Reproduce the entries from the very beginning up to and including the line containing "- status-time: 11:45: [30, 21, 97, 45]".

# INPUT FOR THIS TASK
⟨
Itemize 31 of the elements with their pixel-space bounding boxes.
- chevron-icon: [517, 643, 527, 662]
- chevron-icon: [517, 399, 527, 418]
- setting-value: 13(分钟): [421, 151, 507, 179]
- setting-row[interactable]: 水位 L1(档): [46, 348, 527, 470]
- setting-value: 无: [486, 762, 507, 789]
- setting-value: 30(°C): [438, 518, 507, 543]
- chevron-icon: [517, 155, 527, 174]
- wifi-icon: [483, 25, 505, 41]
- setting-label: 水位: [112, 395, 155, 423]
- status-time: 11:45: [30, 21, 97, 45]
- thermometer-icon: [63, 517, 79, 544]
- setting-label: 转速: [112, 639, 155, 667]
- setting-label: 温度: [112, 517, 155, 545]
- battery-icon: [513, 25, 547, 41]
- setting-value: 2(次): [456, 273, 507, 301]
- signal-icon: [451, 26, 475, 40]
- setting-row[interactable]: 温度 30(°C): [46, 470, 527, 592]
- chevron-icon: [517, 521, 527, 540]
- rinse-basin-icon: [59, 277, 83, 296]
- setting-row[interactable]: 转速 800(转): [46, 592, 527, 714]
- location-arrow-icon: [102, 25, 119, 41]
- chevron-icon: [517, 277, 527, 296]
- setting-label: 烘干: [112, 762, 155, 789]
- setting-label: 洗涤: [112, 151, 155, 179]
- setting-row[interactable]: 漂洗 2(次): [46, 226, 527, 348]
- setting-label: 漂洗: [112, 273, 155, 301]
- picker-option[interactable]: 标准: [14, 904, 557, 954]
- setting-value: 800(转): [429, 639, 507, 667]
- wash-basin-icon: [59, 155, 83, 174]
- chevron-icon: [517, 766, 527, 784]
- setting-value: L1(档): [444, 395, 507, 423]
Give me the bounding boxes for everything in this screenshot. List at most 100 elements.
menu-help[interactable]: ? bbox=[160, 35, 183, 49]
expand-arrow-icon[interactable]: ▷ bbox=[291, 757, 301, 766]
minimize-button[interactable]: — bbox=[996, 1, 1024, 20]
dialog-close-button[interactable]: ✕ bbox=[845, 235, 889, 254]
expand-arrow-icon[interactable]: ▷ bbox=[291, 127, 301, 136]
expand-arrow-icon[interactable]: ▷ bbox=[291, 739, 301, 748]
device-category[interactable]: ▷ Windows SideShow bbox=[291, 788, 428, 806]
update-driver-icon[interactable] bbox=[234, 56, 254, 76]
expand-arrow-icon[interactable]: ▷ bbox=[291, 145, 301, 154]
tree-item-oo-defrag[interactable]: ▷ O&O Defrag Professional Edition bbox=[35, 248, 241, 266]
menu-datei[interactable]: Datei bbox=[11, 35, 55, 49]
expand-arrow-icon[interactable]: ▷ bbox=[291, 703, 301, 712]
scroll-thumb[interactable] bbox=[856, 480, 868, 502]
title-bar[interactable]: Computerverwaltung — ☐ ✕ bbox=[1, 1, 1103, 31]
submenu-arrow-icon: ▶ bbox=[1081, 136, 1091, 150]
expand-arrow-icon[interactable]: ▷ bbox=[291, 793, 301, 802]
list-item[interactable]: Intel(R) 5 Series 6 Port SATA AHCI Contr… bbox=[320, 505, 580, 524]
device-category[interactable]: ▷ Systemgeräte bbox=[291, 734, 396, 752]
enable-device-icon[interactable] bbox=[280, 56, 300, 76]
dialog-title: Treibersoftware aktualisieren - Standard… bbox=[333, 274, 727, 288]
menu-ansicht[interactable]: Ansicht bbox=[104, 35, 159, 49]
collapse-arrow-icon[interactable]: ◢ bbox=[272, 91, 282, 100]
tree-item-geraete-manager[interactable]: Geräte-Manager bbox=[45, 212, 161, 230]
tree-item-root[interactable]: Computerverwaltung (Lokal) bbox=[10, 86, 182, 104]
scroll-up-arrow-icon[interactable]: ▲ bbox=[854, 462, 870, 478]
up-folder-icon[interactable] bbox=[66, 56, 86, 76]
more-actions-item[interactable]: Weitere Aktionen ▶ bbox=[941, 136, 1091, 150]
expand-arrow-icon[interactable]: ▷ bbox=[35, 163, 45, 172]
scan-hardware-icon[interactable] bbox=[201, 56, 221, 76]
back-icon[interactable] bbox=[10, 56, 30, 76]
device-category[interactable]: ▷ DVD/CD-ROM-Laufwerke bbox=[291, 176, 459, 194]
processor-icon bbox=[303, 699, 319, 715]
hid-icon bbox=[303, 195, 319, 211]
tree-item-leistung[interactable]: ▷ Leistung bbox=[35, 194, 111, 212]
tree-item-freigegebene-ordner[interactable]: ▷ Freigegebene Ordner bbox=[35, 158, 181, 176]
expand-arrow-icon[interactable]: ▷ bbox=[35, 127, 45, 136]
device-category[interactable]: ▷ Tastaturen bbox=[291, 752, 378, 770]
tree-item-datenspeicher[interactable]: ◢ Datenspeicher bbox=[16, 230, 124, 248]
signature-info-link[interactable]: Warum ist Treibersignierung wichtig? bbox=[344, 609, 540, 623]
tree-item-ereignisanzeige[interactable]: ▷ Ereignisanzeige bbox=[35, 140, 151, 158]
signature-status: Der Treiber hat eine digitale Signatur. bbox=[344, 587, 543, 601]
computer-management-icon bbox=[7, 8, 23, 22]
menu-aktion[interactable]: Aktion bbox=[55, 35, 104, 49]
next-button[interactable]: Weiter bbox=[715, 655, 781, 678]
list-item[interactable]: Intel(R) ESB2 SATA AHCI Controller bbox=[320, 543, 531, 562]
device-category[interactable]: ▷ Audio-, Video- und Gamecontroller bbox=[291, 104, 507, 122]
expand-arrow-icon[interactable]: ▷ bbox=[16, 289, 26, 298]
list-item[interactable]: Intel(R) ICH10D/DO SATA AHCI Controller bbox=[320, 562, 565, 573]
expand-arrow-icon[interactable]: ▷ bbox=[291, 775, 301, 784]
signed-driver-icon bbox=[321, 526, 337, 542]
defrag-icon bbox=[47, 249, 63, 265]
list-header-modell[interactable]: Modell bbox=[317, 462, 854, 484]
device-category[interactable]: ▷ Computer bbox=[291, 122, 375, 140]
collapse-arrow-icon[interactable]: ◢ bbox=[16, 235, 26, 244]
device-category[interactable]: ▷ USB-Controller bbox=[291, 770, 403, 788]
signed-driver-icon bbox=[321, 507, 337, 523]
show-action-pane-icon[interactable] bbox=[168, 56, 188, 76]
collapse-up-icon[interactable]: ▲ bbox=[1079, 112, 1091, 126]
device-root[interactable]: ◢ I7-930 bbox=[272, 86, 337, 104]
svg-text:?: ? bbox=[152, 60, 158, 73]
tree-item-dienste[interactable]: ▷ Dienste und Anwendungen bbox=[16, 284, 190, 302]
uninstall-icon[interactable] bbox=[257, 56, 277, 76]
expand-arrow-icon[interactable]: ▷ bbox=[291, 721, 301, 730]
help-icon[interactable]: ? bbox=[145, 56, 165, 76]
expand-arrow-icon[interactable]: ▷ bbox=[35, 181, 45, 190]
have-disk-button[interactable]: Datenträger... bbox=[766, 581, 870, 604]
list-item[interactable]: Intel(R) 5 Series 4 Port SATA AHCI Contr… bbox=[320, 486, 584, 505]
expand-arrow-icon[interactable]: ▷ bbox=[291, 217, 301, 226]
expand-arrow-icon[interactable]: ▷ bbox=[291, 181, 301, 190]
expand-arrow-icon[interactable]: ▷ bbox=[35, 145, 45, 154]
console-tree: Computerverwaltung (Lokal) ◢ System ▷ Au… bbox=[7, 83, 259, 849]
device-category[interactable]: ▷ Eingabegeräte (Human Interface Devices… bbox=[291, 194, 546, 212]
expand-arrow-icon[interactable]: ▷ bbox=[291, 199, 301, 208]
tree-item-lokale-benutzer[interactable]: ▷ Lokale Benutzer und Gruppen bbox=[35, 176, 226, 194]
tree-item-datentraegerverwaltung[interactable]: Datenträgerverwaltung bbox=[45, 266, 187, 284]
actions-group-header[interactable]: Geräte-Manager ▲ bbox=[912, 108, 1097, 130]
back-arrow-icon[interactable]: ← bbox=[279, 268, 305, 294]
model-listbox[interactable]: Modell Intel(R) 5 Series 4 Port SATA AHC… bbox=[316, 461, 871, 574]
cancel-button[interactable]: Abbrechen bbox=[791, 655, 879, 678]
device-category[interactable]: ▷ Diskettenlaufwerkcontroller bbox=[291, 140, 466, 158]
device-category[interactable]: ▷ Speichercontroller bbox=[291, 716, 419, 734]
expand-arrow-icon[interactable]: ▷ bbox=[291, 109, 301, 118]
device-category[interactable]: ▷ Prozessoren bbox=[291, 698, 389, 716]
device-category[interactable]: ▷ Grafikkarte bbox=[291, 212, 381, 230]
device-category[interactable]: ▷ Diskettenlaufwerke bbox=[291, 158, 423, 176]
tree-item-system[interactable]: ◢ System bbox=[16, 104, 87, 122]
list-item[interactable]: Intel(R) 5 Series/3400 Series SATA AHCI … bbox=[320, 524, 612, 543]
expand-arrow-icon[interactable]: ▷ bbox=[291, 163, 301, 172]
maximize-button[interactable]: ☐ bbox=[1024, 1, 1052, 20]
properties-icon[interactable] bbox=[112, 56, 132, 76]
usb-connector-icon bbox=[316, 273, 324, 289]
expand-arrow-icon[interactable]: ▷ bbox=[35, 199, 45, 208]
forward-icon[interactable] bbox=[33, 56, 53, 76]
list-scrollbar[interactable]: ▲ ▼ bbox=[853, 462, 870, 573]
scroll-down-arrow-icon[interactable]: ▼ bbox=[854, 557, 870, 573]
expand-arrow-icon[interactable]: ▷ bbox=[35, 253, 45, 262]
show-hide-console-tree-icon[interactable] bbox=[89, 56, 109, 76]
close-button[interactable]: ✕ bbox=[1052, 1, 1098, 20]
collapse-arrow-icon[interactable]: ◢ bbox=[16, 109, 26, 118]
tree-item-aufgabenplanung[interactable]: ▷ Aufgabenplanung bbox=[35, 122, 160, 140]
⟩
# ANSWER TO THIS PROBLEM
Itemize 31 of the elements with their pixel-space bounding boxes.
- chevron-icon: [517, 643, 527, 662]
- chevron-icon: [517, 399, 527, 418]
- setting-value: 13(分钟): [421, 151, 507, 179]
- setting-row[interactable]: 水位 L1(档): [46, 348, 527, 470]
- setting-value: 无: [486, 762, 507, 789]
- setting-value: 30(°C): [438, 518, 507, 543]
- chevron-icon: [517, 155, 527, 174]
- wifi-icon: [483, 25, 505, 41]
- setting-label: 水位: [112, 395, 155, 423]
- status-time: 11:45: [30, 21, 97, 45]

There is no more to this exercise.